**Short problem:** Which lines contain the word "肝阳上亢所致的头痛"? Return each of them as written.

Stored entries
>> begin

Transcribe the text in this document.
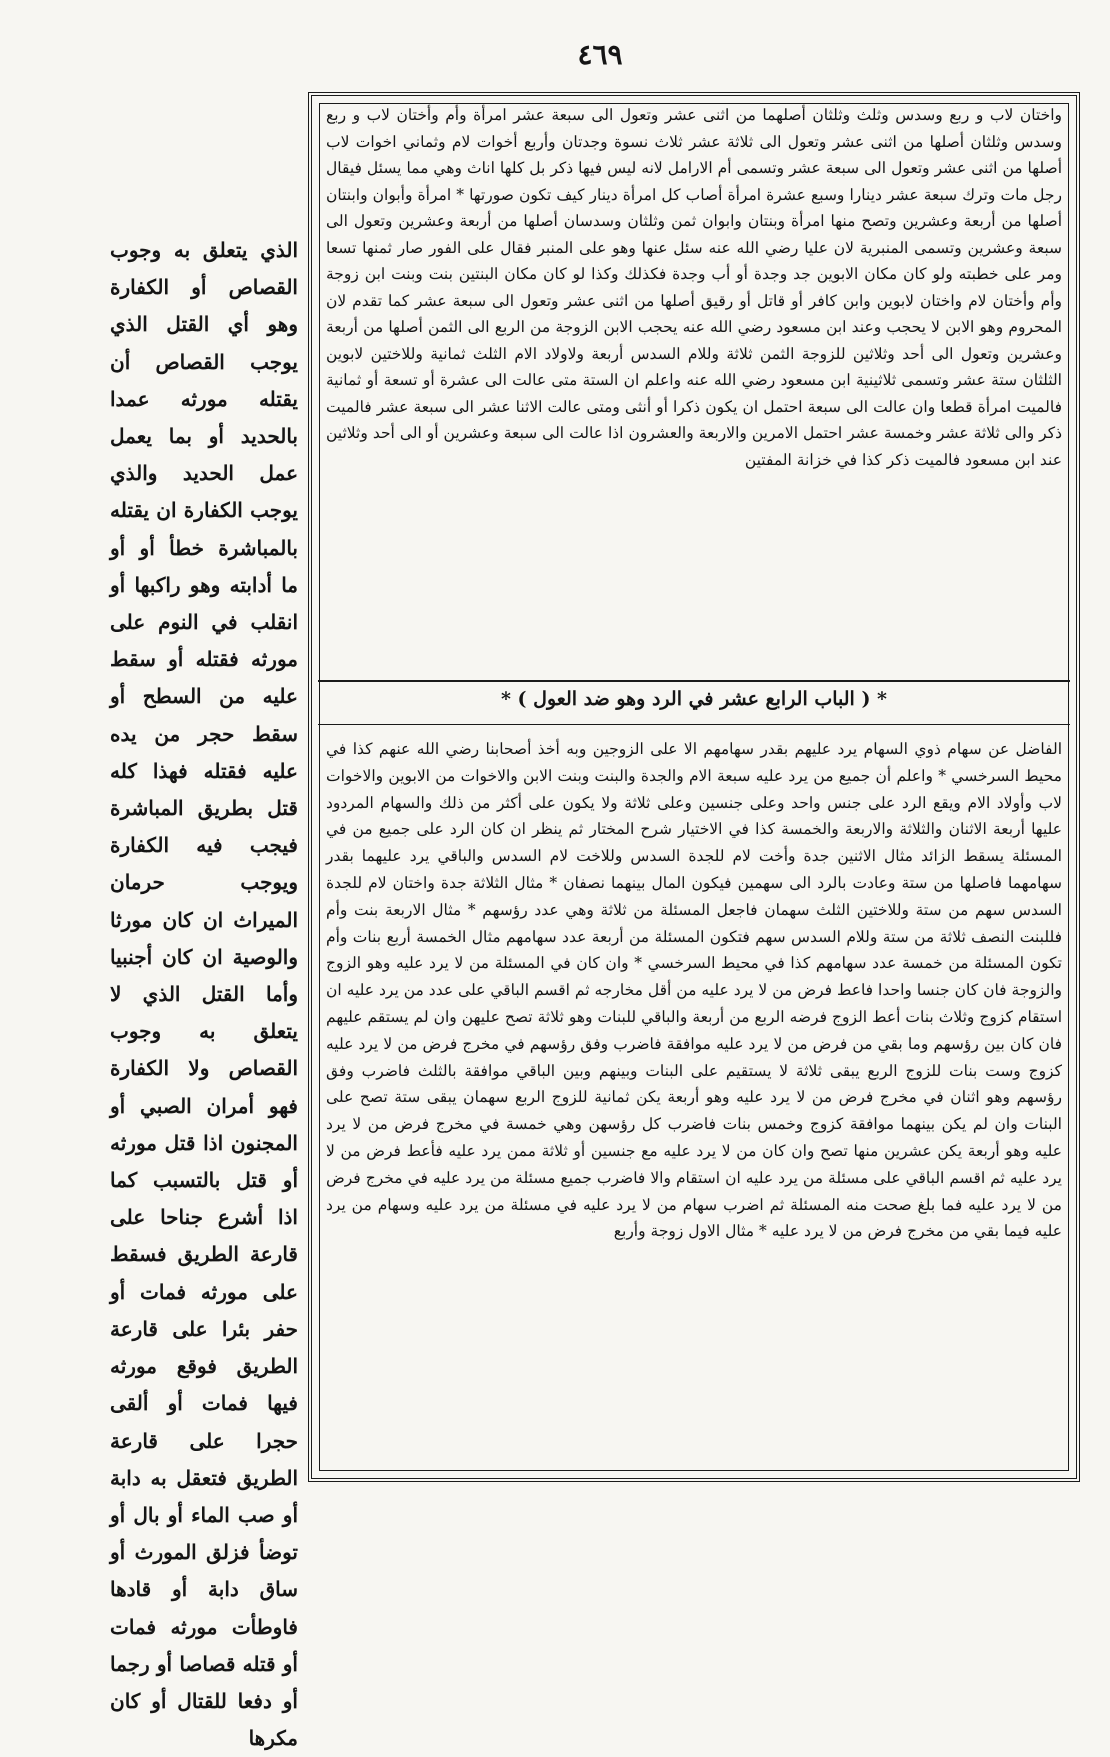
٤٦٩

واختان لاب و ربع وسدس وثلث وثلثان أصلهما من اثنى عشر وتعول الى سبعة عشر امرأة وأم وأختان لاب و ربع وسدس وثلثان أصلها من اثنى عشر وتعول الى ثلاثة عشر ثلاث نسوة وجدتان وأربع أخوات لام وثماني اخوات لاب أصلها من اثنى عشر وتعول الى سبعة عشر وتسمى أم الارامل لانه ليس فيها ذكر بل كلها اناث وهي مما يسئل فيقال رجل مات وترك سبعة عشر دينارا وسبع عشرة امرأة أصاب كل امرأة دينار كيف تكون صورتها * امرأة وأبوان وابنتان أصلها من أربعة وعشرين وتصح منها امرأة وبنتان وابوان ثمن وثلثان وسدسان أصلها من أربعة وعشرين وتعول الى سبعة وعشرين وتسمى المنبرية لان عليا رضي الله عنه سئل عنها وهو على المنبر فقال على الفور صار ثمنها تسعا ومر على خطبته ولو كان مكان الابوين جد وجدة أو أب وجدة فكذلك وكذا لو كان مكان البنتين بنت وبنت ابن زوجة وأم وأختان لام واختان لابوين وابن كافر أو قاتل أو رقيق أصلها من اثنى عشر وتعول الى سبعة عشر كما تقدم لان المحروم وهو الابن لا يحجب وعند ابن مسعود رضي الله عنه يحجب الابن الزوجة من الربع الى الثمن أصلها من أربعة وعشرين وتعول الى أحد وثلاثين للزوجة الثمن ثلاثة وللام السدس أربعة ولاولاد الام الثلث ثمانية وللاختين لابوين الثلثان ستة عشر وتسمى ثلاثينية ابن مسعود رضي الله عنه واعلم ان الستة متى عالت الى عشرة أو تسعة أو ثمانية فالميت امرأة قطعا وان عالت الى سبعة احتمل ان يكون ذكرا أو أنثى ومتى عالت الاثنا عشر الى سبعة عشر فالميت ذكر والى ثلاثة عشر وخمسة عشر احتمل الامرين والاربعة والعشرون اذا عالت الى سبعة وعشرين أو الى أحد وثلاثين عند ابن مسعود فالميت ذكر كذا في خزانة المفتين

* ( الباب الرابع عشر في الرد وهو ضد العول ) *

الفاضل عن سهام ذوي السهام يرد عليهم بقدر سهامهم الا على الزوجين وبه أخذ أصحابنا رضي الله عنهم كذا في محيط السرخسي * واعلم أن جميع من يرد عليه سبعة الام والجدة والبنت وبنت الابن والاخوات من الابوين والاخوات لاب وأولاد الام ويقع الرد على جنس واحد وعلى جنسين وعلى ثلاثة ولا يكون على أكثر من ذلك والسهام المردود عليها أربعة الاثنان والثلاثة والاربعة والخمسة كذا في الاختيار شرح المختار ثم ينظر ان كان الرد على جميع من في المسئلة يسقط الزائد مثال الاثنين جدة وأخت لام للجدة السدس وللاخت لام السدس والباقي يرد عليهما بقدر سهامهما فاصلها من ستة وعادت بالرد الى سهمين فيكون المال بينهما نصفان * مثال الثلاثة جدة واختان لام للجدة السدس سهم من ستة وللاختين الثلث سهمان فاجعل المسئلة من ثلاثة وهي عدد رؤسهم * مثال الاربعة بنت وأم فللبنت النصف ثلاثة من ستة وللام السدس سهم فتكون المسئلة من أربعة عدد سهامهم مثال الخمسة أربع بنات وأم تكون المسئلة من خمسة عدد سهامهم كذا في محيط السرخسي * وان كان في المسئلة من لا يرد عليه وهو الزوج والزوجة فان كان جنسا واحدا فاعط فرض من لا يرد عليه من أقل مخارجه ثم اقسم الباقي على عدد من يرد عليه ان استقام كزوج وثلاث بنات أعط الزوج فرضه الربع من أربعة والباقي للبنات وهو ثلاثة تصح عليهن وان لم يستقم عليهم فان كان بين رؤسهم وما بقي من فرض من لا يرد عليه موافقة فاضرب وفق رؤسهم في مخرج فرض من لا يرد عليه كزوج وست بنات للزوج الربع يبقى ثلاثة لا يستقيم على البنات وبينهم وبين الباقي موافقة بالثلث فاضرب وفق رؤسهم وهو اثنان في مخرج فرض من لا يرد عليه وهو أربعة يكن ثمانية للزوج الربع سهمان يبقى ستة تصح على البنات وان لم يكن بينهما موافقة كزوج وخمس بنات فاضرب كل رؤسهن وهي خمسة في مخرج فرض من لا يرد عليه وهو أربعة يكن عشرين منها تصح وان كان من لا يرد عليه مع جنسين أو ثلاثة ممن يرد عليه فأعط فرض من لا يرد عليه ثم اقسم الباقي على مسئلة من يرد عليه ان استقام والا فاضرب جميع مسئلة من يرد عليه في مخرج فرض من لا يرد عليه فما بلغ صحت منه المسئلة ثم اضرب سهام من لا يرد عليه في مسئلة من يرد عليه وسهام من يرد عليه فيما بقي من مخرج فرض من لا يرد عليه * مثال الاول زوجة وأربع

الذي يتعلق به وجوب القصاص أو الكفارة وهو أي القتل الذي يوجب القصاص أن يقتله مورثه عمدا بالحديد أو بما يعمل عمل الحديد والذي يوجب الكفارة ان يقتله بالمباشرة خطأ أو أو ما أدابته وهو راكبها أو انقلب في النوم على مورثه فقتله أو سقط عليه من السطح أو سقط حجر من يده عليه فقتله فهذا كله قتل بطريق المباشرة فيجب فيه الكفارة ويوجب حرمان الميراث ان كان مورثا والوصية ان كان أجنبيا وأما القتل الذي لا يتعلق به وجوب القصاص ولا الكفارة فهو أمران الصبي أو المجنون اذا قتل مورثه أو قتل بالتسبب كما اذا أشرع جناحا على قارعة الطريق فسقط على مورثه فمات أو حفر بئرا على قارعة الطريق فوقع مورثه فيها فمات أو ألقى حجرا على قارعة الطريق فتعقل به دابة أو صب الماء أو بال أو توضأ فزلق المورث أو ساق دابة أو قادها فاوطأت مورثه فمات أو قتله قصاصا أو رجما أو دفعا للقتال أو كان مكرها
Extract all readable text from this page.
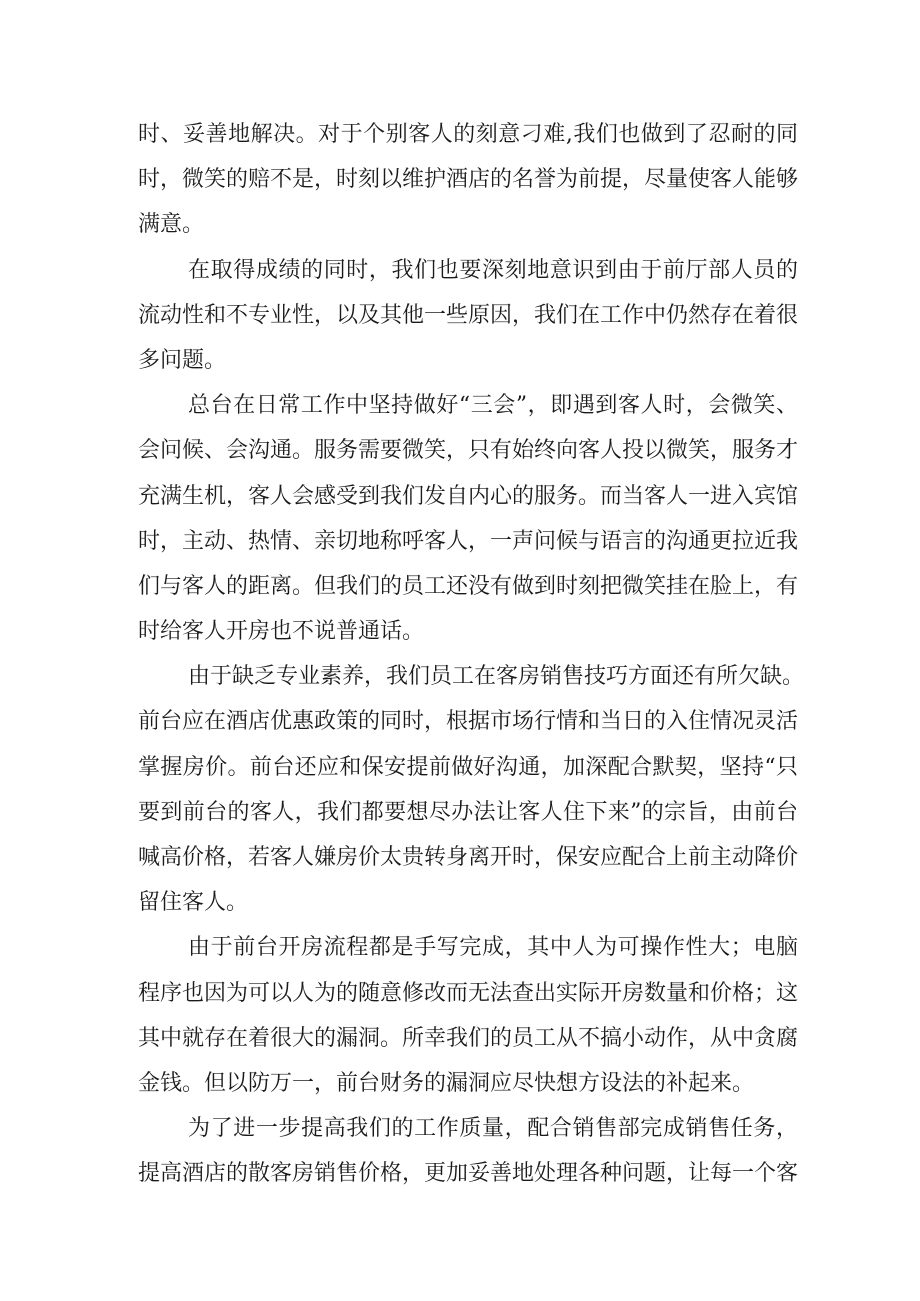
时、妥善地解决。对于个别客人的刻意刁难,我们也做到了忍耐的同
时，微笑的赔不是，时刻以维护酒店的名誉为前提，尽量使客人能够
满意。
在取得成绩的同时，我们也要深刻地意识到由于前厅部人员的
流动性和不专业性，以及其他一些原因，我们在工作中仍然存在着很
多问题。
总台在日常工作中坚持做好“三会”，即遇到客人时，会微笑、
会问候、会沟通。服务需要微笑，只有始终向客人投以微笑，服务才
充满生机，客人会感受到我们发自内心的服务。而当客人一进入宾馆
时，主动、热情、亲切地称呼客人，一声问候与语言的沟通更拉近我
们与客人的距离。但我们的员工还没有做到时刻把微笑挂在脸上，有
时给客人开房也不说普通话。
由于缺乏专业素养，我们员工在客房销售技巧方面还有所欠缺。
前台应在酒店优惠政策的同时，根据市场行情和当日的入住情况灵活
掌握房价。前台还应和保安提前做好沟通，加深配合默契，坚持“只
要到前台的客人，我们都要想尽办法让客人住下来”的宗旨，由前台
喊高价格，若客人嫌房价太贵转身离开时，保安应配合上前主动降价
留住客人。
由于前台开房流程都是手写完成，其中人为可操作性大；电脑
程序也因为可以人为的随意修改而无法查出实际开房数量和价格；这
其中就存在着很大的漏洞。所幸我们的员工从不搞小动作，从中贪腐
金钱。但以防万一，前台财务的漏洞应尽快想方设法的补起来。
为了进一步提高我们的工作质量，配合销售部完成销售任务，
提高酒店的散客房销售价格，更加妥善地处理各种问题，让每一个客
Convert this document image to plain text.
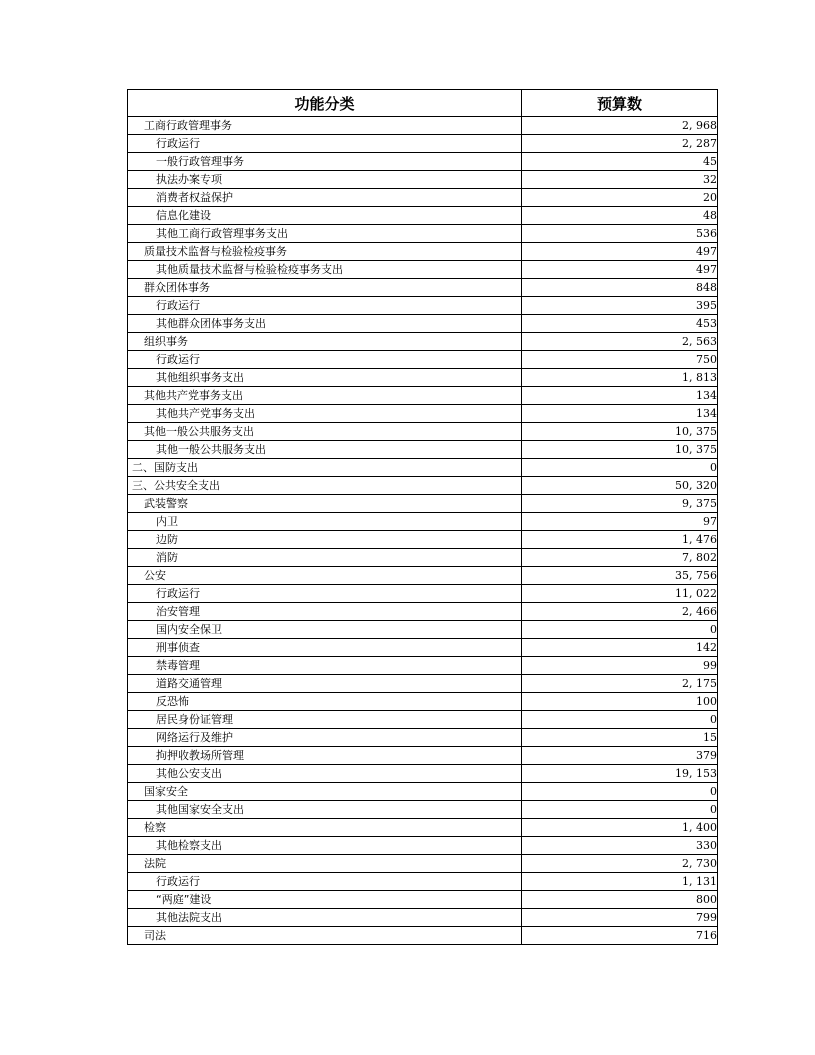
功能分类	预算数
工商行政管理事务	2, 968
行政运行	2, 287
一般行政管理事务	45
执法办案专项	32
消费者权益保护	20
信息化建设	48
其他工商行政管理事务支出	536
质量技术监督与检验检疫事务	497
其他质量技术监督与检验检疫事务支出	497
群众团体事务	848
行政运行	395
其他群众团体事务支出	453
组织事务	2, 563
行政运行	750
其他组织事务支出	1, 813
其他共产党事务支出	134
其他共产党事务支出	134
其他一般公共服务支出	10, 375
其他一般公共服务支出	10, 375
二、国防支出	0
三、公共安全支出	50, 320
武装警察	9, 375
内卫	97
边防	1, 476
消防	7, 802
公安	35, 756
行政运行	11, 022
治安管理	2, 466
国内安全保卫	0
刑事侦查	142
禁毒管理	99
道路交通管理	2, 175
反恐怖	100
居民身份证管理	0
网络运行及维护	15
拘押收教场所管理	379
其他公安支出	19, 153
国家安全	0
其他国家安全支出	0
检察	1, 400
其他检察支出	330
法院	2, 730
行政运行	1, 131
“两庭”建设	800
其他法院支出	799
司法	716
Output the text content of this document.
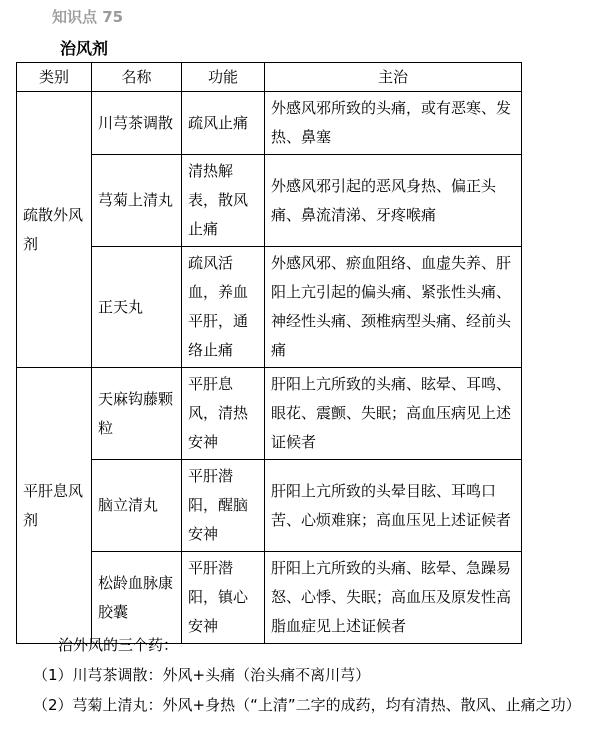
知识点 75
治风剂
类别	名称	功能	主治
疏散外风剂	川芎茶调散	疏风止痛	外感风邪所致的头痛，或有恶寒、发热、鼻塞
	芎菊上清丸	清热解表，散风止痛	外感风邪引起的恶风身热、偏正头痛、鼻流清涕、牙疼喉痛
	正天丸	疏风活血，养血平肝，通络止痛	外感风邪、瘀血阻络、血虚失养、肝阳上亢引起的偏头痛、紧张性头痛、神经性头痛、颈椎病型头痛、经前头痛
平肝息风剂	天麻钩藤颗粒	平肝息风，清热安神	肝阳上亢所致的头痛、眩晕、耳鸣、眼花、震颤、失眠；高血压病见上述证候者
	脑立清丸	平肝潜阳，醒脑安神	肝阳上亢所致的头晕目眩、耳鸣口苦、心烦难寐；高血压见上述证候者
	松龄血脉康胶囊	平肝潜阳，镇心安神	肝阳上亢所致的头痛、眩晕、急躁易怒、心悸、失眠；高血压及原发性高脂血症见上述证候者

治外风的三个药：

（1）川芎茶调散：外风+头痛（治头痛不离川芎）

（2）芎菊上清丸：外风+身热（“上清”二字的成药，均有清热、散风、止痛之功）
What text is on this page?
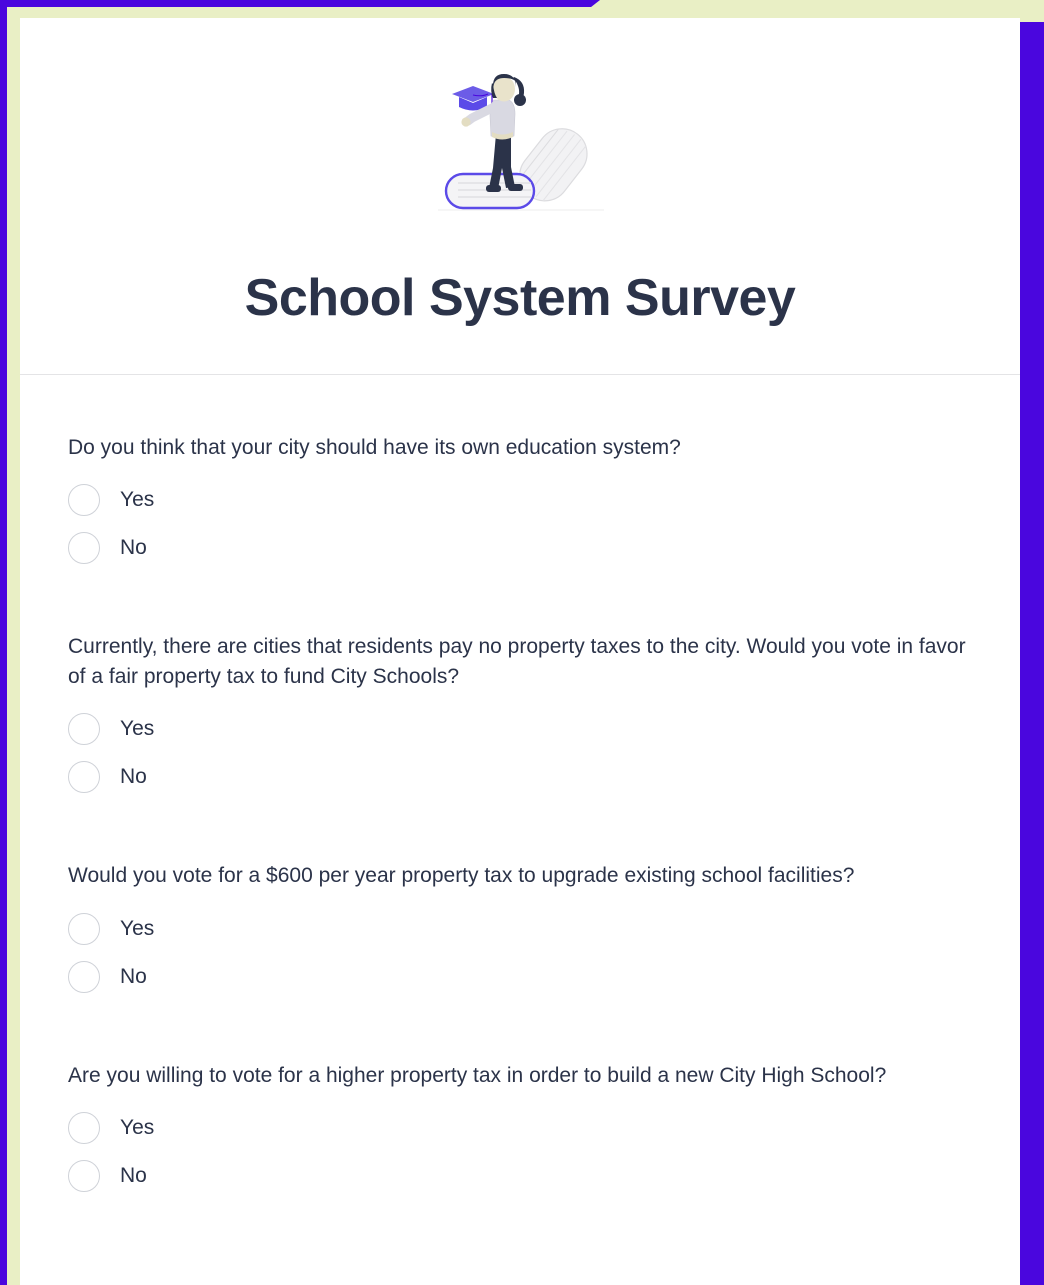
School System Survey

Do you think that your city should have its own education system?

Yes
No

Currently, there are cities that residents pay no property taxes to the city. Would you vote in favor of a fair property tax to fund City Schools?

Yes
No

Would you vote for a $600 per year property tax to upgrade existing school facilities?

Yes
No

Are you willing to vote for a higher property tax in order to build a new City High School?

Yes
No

>> end

**Response:**
平肝息风剂	天麻钩藤颗粒	平肝息风，清热安神	肝阳上亢所致的头痛、眩晕、耳鸣、眼花、震颤、失眠；高血压病见上述证候者
	松龄血脉康胶囊	平肝潜阳，镇心安神	肝阳上亢所致的头痛、眩晕、急躁易怒、心悸、失眠；高血压及原发性高脂血症见上述证候者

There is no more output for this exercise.